Give back the full listing, character for character, with no pictures.
--- START ---
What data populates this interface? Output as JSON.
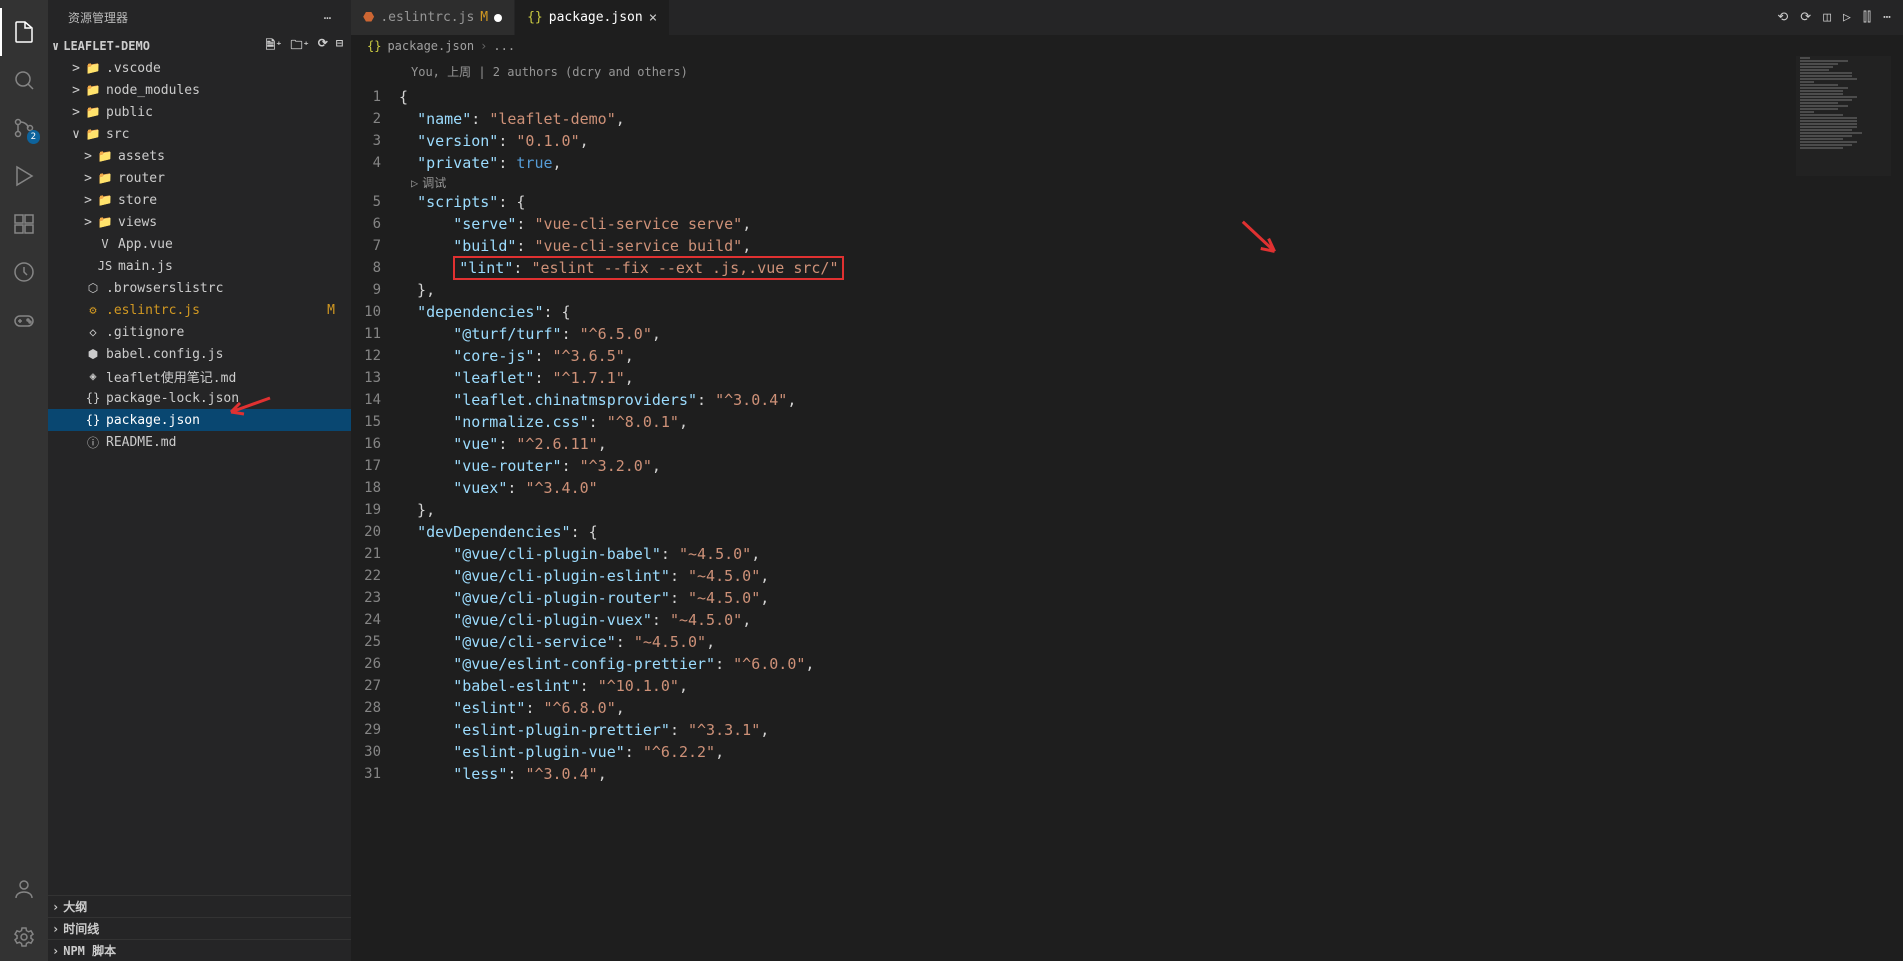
{
  "sidebarTitle": "资源管理器",
  "projectName": "LEAFLET-DEMO",
  "scmBadge": "2",
  "tree": [
    {
      "depth": 1,
      "tw": ">",
      "icon": "📁",
      "label": ".vscode",
      "cls": ""
    },
    {
      "depth": 1,
      "tw": ">",
      "icon": "📁",
      "label": "node_modules",
      "cls": ""
    },
    {
      "depth": 1,
      "tw": ">",
      "icon": "📁",
      "label": "public",
      "cls": ""
    },
    {
      "depth": 1,
      "tw": "∨",
      "icon": "📁",
      "label": "src",
      "cls": ""
    },
    {
      "depth": 2,
      "tw": ">",
      "icon": "📁",
      "label": "assets",
      "cls": ""
    },
    {
      "depth": 2,
      "tw": ">",
      "icon": "📁",
      "label": "router",
      "cls": ""
    },
    {
      "depth": 2,
      "tw": ">",
      "icon": "📁",
      "label": "store",
      "cls": ""
    },
    {
      "depth": 2,
      "tw": ">",
      "icon": "📁",
      "label": "views",
      "cls": ""
    },
    {
      "depth": 2,
      "tw": "",
      "icon": "V",
      "label": "App.vue",
      "cls": ""
    },
    {
      "depth": 2,
      "tw": "",
      "icon": "JS",
      "label": "main.js",
      "cls": ""
    },
    {
      "depth": 1,
      "tw": "",
      "icon": "⬡",
      "label": ".browserslistrc",
      "cls": ""
    },
    {
      "depth": 1,
      "tw": "",
      "icon": "⚙",
      "label": ".eslintrc.js",
      "cls": "modified",
      "status": "M"
    },
    {
      "depth": 1,
      "tw": "",
      "icon": "◇",
      "label": ".gitignore",
      "cls": ""
    },
    {
      "depth": 1,
      "tw": "",
      "icon": "⬢",
      "label": "babel.config.js",
      "cls": ""
    },
    {
      "depth": 1,
      "tw": "",
      "icon": "◈",
      "label": "leaflet使用笔记.md",
      "cls": ""
    },
    {
      "depth": 1,
      "tw": "",
      "icon": "{}",
      "label": "package-lock.json",
      "cls": ""
    },
    {
      "depth": 1,
      "tw": "",
      "icon": "{}",
      "label": "package.json",
      "cls": "selected"
    },
    {
      "depth": 1,
      "tw": "",
      "icon": "ⓘ",
      "label": "README.md",
      "cls": ""
    }
  ],
  "bottomSections": [
    "大纲",
    "时间线",
    "NPM 脚本"
  ],
  "tab1": ".eslintrc.js",
  "tab1Status": "M",
  "tab2": "package.json",
  "breadcrumb": "package.json",
  "breadcrumbRest": "...",
  "codelens": "You, 上周 | 2 authors (dcry and others)",
  "debugLabel": "调试",
  "codeLines": [
    {
      "n": "1",
      "txt": "{",
      "type": "punc"
    },
    {
      "n": "2",
      "prop": "\"name\"",
      "val": "\"leaflet-demo\"",
      "trail": ","
    },
    {
      "n": "3",
      "prop": "\"version\"",
      "val": "\"0.1.0\"",
      "trail": ","
    },
    {
      "n": "4",
      "prop": "\"private\"",
      "kw": "true",
      "trail": ","
    },
    {
      "n": "5",
      "prop": "\"scripts\"",
      "open": "{"
    },
    {
      "n": "6",
      "prop": "\"serve\"",
      "val": "\"vue-cli-service serve\"",
      "trail": ",",
      "indent": 1
    },
    {
      "n": "7",
      "prop": "\"build\"",
      "val": "\"vue-cli-service build\"",
      "trail": ",",
      "indent": 1
    },
    {
      "n": "8",
      "prop": "\"lint\"",
      "val": "\"eslint --fix --ext .js,.vue src/\"",
      "indent": 1,
      "boxed": true
    },
    {
      "n": "9",
      "txt": "},",
      "type": "punc",
      "indent": 0,
      "close": true
    },
    {
      "n": "10",
      "prop": "\"dependencies\"",
      "open": "{"
    },
    {
      "n": "11",
      "prop": "\"@turf/turf\"",
      "val": "\"^6.5.0\"",
      "trail": ",",
      "indent": 1
    },
    {
      "n": "12",
      "prop": "\"core-js\"",
      "val": "\"^3.6.5\"",
      "trail": ",",
      "indent": 1
    },
    {
      "n": "13",
      "prop": "\"leaflet\"",
      "val": "\"^1.7.1\"",
      "trail": ",",
      "indent": 1
    },
    {
      "n": "14",
      "prop": "\"leaflet.chinatmsproviders\"",
      "val": "\"^3.0.4\"",
      "trail": ",",
      "indent": 1
    },
    {
      "n": "15",
      "prop": "\"normalize.css\"",
      "val": "\"^8.0.1\"",
      "trail": ",",
      "indent": 1
    },
    {
      "n": "16",
      "prop": "\"vue\"",
      "val": "\"^2.6.11\"",
      "trail": ",",
      "indent": 1
    },
    {
      "n": "17",
      "prop": "\"vue-router\"",
      "val": "\"^3.2.0\"",
      "trail": ",",
      "indent": 1
    },
    {
      "n": "18",
      "prop": "\"vuex\"",
      "val": "\"^3.4.0\"",
      "indent": 1
    },
    {
      "n": "19",
      "txt": "},",
      "type": "punc",
      "close": true
    },
    {
      "n": "20",
      "prop": "\"devDependencies\"",
      "open": "{"
    },
    {
      "n": "21",
      "prop": "\"@vue/cli-plugin-babel\"",
      "val": "\"~4.5.0\"",
      "trail": ",",
      "indent": 1
    },
    {
      "n": "22",
      "prop": "\"@vue/cli-plugin-eslint\"",
      "val": "\"~4.5.0\"",
      "trail": ",",
      "indent": 1
    },
    {
      "n": "23",
      "prop": "\"@vue/cli-plugin-router\"",
      "val": "\"~4.5.0\"",
      "trail": ",",
      "indent": 1
    },
    {
      "n": "24",
      "prop": "\"@vue/cli-plugin-vuex\"",
      "val": "\"~4.5.0\"",
      "trail": ",",
      "indent": 1
    },
    {
      "n": "25",
      "prop": "\"@vue/cli-service\"",
      "val": "\"~4.5.0\"",
      "trail": ",",
      "indent": 1
    },
    {
      "n": "26",
      "prop": "\"@vue/eslint-config-prettier\"",
      "val": "\"^6.0.0\"",
      "trail": ",",
      "indent": 1
    },
    {
      "n": "27",
      "prop": "\"babel-eslint\"",
      "val": "\"^10.1.0\"",
      "trail": ",",
      "indent": 1
    },
    {
      "n": "28",
      "prop": "\"eslint\"",
      "val": "\"^6.8.0\"",
      "trail": ",",
      "indent": 1
    },
    {
      "n": "29",
      "prop": "\"eslint-plugin-prettier\"",
      "val": "\"^3.3.1\"",
      "trail": ",",
      "indent": 1
    },
    {
      "n": "30",
      "prop": "\"eslint-plugin-vue\"",
      "val": "\"^6.2.2\"",
      "trail": ",",
      "indent": 1
    },
    {
      "n": "31",
      "prop": "\"less\"",
      "val": "\"^3.0.4\"",
      "trail": ",",
      "indent": 1
    }
  ]
}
--- END ---
◆ REPLY ◆
What data populates this interface? Output as JSON.
{
  "sidebarTitle": "资源管理器",
  "projectName": "LEAFLET-DEMO",
  "scmBadge": "2",
  "tree": [
    {
      "depth": 1,
      "tw": ">",
      "icon": "📁",
      "label": ".vscode",
      "cls": ""
    },
    {
      "depth": 1,
      "tw": ">",
      "icon": "📁",
      "label": "node_modules",
      "cls": ""
    },
    {
      "depth": 1,
      "tw": ">",
      "icon": "📁",
      "label": "public",
      "cls": ""
    },
    {
      "depth": 1,
      "tw": "∨",
      "icon": "📁",
      "label": "src",
      "cls": ""
    },
    {
      "depth": 2,
      "tw": ">",
      "icon": "📁",
      "label": "assets",
      "cls": ""
    },
    {
      "depth": 2,
      "tw": ">",
      "icon": "📁",
      "label": "router",
      "cls": ""
    },
    {
      "depth": 2,
      "tw": ">",
      "icon": "📁",
      "label": "store",
      "cls": ""
    },
    {
      "depth": 2,
      "tw": ">",
      "icon": "📁",
      "label": "views",
      "cls": ""
    },
    {
      "depth": 2,
      "tw": "",
      "icon": "V",
      "label": "App.vue",
      "cls": ""
    },
    {
      "depth": 2,
      "tw": "",
      "icon": "JS",
      "label": "main.js",
      "cls": ""
    },
    {
      "depth": 1,
      "tw": "",
      "icon": "⬡",
      "label": ".browserslistrc",
      "cls": ""
    },
    {
      "depth": 1,
      "tw": "",
      "icon": "⚙",
      "label": ".eslintrc.js",
      "cls": "modified",
      "status": "M"
    },
    {
      "depth": 1,
      "tw": "",
      "icon": "◇",
      "label": ".gitignore",
      "cls": ""
    },
    {
      "depth": 1,
      "tw": "",
      "icon": "⬢",
      "label": "babel.config.js",
      "cls": ""
    },
    {
      "depth": 1,
      "tw": "",
      "icon": "◈",
      "label": "leaflet使用笔记.md",
      "cls": ""
    },
    {
      "depth": 1,
      "tw": "",
      "icon": "{}",
      "label": "package-lock.json",
      "cls": ""
    },
    {
      "depth": 1,
      "tw": "",
      "icon": "{}",
      "label": "package.json",
      "cls": "selected"
    },
    {
      "depth": 1,
      "tw": "",
      "icon": "ⓘ",
      "label": "README.md",
      "cls": ""
    }
  ],
  "bottomSections": [
    "大纲",
    "时间线",
    "NPM 脚本"
  ],
  "tab1": ".eslintrc.js",
  "tab1Status": "M",
  "tab2": "package.json",
  "breadcrumb": "package.json",
  "breadcrumbRest": "...",
  "codelens": "You, 上周 | 2 authors (dcry and others)",
  "debugLabel": "调试",
  "codeLines": [
    {
      "n": "1",
      "txt": "{",
      "type": "punc"
    },
    {
      "n": "2",
      "prop": "\"name\"",
      "val": "\"leaflet-demo\"",
      "trail": ","
    },
    {
      "n": "3",
      "prop": "\"version\"",
      "val": "\"0.1.0\"",
      "trail": ","
    },
    {
      "n": "4",
      "prop": "\"private\"",
      "kw": "true",
      "trail": ","
    },
    {
      "n": "5",
      "prop": "\"scripts\"",
      "open": "{"
    },
    {
      "n": "6",
      "prop": "\"serve\"",
      "val": "\"vue-cli-service serve\"",
      "trail": ",",
      "indent": 1
    },
    {
      "n": "7",
      "prop": "\"build\"",
      "val": "\"vue-cli-service build\"",
      "trail": ",",
      "indent": 1
    },
    {
      "n": "8",
      "prop": "\"lint\"",
      "val": "\"eslint --fix --ext .js,.vue src/\"",
      "indent": 1,
      "boxed": true
    },
    {
      "n": "9",
      "txt": "},",
      "type": "punc",
      "indent": 0,
      "close": true
    },
    {
      "n": "10",
      "prop": "\"dependencies\"",
      "open": "{"
    },
    {
      "n": "11",
      "prop": "\"@turf/turf\"",
      "val": "\"^6.5.0\"",
      "trail": ",",
      "indent": 1
    },
    {
      "n": "12",
      "prop": "\"core-js\"",
      "val": "\"^3.6.5\"",
      "trail": ",",
      "indent": 1
    },
    {
      "n": "13",
      "prop": "\"leaflet\"",
      "val": "\"^1.7.1\"",
      "trail": ",",
      "indent": 1
    },
    {
      "n": "14",
      "prop": "\"leaflet.chinatmsproviders\"",
      "val": "\"^3.0.4\"",
      "trail": ",",
      "indent": 1
    },
    {
      "n": "15",
      "prop": "\"normalize.css\"",
      "val": "\"^8.0.1\"",
      "trail": ",",
      "indent": 1
    },
    {
      "n": "16",
      "prop": "\"vue\"",
      "val": "\"^2.6.11\"",
      "trail": ",",
      "indent": 1
    },
    {
      "n": "17",
      "prop": "\"vue-router\"",
      "val": "\"^3.2.0\"",
      "trail": ",",
      "indent": 1
    },
    {
      "n": "18",
      "prop": "\"vuex\"",
      "val": "\"^3.4.0\"",
      "indent": 1
    },
    {
      "n": "19",
      "txt": "},",
      "type": "punc",
      "close": true
    },
    {
      "n": "20",
      "prop": "\"devDependencies\"",
      "open": "{"
    },
    {
      "n": "21",
      "prop": "\"@vue/cli-plugin-babel\"",
      "val": "\"~4.5.0\"",
      "trail": ",",
      "indent": 1
    },
    {
      "n": "22",
      "prop": "\"@vue/cli-plugin-eslint\"",
      "val": "\"~4.5.0\"",
      "trail": ",",
      "indent": 1
    },
    {
      "n": "23",
      "prop": "\"@vue/cli-plugin-router\"",
      "val": "\"~4.5.0\"",
      "trail": ",",
      "indent": 1
    },
    {
      "n": "24",
      "prop": "\"@vue/cli-plugin-vuex\"",
      "val": "\"~4.5.0\"",
      "trail": ",",
      "indent": 1
    },
    {
      "n": "25",
      "prop": "\"@vue/cli-service\"",
      "val": "\"~4.5.0\"",
      "trail": ",",
      "indent": 1
    },
    {
      "n": "26",
      "prop": "\"@vue/eslint-config-prettier\"",
      "val": "\"^6.0.0\"",
      "trail": ",",
      "indent": 1
    },
    {
      "n": "27",
      "prop": "\"babel-eslint\"",
      "val": "\"^10.1.0\"",
      "trail": ",",
      "indent": 1
    },
    {
      "n": "28",
      "prop": "\"eslint\"",
      "val": "\"^6.8.0\"",
      "trail": ",",
      "indent": 1
    },
    {
      "n": "29",
      "prop": "\"eslint-plugin-prettier\"",
      "val": "\"^3.3.1\"",
      "trail": ",",
      "indent": 1
    },
    {
      "n": "30",
      "prop": "\"eslint-plugin-vue\"",
      "val": "\"^6.2.2\"",
      "trail": ",",
      "indent": 1
    },
    {
      "n": "31",
      "prop": "\"less\"",
      "val": "\"^3.0.4\"",
      "trail": ",",
      "indent": 1
    }
  ]
}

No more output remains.